> [What you need to do]:
Give only the number of lines in these records that contain the word "window".

> [Material provided]:
********

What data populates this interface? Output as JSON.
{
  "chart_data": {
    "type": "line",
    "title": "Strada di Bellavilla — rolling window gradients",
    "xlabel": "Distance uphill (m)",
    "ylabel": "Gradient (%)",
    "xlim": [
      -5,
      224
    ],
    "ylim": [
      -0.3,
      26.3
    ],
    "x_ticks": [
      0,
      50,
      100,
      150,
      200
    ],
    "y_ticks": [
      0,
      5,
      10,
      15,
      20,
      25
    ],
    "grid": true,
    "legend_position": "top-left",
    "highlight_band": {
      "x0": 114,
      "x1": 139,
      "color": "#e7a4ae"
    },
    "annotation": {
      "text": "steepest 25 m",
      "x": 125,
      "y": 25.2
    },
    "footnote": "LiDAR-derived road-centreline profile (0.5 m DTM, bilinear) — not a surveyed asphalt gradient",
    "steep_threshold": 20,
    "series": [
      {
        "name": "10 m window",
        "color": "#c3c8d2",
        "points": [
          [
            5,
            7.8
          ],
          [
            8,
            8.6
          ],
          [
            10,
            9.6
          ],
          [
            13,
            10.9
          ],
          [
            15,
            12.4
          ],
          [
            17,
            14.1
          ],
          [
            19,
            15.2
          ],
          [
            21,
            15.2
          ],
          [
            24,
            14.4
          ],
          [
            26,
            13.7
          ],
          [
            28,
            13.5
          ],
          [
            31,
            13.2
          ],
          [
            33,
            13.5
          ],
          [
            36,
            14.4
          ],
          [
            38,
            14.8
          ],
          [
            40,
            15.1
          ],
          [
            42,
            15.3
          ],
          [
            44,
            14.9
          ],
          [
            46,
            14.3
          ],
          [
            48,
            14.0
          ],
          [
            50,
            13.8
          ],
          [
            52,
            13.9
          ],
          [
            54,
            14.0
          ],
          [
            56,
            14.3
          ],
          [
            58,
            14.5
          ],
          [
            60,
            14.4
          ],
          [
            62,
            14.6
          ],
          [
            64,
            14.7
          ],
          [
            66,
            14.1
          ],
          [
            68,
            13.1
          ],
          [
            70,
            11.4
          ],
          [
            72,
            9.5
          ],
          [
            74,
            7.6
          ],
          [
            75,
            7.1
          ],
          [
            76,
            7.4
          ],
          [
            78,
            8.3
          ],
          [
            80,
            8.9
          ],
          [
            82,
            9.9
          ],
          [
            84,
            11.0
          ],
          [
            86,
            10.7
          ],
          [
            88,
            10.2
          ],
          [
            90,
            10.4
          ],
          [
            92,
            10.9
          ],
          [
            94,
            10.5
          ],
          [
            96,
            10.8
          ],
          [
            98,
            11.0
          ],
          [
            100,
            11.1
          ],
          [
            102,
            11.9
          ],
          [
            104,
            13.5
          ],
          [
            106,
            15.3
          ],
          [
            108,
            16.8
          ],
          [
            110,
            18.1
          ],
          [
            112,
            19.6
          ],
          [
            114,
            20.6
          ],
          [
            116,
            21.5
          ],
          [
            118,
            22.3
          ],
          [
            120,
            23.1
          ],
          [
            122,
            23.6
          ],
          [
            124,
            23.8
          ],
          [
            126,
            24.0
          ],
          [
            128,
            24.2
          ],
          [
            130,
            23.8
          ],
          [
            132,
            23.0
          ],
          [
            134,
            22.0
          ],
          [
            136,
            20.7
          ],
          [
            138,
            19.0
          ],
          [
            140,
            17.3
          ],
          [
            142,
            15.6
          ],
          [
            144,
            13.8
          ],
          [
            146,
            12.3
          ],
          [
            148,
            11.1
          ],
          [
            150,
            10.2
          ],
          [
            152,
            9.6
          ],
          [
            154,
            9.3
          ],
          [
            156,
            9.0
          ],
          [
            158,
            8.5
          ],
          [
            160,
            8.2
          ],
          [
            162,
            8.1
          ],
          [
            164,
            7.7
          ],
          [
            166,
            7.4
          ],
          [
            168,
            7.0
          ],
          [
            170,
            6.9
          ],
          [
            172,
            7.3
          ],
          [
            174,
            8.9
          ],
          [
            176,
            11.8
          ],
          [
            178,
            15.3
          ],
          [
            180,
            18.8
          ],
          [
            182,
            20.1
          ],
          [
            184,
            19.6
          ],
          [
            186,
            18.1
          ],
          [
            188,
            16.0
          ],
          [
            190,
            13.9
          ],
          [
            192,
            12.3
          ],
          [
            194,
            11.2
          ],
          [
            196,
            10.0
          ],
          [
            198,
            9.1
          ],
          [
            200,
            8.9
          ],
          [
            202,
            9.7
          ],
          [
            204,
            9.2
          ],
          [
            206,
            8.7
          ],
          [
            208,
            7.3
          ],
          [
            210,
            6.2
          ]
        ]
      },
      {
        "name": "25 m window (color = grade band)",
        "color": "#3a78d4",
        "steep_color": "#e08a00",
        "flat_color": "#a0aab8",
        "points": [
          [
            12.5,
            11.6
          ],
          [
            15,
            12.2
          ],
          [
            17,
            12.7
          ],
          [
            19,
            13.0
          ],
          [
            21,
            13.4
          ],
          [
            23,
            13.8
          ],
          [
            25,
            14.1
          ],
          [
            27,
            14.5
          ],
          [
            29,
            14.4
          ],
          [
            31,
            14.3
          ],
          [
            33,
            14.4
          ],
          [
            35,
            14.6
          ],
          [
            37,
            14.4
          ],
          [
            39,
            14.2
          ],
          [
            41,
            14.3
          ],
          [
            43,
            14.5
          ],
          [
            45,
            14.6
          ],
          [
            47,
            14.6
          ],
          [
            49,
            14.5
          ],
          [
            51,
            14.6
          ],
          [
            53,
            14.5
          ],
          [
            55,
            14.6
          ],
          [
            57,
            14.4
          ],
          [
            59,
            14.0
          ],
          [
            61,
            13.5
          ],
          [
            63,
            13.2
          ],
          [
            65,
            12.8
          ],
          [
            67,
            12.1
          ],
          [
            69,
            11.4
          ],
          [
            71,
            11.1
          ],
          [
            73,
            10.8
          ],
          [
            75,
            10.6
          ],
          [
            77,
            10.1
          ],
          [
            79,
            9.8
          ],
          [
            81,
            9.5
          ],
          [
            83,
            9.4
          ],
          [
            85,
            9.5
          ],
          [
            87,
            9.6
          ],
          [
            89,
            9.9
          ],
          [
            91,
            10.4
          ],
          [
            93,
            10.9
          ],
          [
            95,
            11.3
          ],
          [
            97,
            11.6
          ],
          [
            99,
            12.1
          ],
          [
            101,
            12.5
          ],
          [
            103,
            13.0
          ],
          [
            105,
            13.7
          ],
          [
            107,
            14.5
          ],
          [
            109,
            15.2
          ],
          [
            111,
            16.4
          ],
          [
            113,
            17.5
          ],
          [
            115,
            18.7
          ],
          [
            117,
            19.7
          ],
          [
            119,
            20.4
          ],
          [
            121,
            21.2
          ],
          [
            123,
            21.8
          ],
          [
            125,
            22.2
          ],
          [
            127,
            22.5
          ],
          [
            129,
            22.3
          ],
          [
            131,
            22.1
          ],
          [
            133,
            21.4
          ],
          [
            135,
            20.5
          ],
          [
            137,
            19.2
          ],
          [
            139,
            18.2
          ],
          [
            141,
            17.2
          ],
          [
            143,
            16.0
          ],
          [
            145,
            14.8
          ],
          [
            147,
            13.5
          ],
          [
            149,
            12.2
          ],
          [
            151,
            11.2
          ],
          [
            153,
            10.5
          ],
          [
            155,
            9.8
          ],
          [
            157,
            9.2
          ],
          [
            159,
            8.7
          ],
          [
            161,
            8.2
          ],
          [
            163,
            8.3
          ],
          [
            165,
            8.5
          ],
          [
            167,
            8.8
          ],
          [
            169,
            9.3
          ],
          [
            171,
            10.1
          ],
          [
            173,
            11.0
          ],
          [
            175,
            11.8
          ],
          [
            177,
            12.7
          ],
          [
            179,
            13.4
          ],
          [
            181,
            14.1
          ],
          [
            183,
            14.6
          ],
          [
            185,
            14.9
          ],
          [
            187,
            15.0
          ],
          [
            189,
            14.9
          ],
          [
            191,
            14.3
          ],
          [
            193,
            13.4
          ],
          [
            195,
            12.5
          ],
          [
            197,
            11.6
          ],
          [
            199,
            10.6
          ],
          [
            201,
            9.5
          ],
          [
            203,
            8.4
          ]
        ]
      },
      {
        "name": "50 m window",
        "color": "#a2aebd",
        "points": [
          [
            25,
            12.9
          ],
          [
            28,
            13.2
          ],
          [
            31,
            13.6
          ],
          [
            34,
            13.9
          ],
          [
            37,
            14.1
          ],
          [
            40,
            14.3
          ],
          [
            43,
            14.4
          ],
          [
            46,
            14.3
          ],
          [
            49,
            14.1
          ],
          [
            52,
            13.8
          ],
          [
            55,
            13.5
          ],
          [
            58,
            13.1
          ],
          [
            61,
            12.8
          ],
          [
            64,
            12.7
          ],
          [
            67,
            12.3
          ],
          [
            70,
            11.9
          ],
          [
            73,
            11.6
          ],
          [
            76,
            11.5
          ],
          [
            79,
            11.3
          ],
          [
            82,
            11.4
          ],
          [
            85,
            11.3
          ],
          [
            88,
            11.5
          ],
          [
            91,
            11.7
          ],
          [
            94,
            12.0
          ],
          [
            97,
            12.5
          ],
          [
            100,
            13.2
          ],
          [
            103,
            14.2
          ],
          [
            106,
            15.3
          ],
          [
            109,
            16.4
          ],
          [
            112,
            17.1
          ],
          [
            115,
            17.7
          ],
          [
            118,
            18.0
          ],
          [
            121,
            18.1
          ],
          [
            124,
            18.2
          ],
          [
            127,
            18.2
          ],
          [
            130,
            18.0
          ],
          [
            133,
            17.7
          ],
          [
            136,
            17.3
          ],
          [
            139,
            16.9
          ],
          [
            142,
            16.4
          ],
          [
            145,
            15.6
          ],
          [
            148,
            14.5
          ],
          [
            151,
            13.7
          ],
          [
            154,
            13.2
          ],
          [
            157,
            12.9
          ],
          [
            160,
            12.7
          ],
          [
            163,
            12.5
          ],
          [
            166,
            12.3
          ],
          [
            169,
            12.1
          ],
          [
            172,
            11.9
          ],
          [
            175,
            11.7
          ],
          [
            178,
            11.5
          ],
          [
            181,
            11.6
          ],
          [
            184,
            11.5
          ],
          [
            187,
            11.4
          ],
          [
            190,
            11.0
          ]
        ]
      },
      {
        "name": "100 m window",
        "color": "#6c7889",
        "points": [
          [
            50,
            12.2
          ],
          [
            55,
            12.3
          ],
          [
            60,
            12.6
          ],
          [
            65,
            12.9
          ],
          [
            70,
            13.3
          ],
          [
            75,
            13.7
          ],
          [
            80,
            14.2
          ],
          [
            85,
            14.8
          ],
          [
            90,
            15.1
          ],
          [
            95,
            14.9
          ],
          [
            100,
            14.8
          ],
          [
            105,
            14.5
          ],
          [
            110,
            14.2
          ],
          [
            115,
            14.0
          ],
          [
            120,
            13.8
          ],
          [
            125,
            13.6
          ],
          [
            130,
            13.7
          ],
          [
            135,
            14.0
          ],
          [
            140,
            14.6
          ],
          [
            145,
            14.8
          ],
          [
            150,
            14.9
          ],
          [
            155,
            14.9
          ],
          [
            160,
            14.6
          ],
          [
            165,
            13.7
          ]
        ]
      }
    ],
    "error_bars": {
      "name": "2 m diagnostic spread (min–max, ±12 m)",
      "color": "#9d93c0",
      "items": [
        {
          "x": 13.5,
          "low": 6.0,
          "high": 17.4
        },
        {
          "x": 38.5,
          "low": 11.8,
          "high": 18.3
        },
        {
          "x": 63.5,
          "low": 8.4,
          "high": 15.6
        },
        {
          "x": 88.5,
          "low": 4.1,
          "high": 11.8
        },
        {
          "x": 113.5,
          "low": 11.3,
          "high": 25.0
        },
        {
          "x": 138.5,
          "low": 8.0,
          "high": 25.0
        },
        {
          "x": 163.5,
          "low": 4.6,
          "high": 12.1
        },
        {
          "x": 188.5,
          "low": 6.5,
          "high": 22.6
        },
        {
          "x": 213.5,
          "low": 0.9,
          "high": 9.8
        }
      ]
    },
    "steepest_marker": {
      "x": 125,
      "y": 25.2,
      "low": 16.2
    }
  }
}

********

> [Written solution]:
5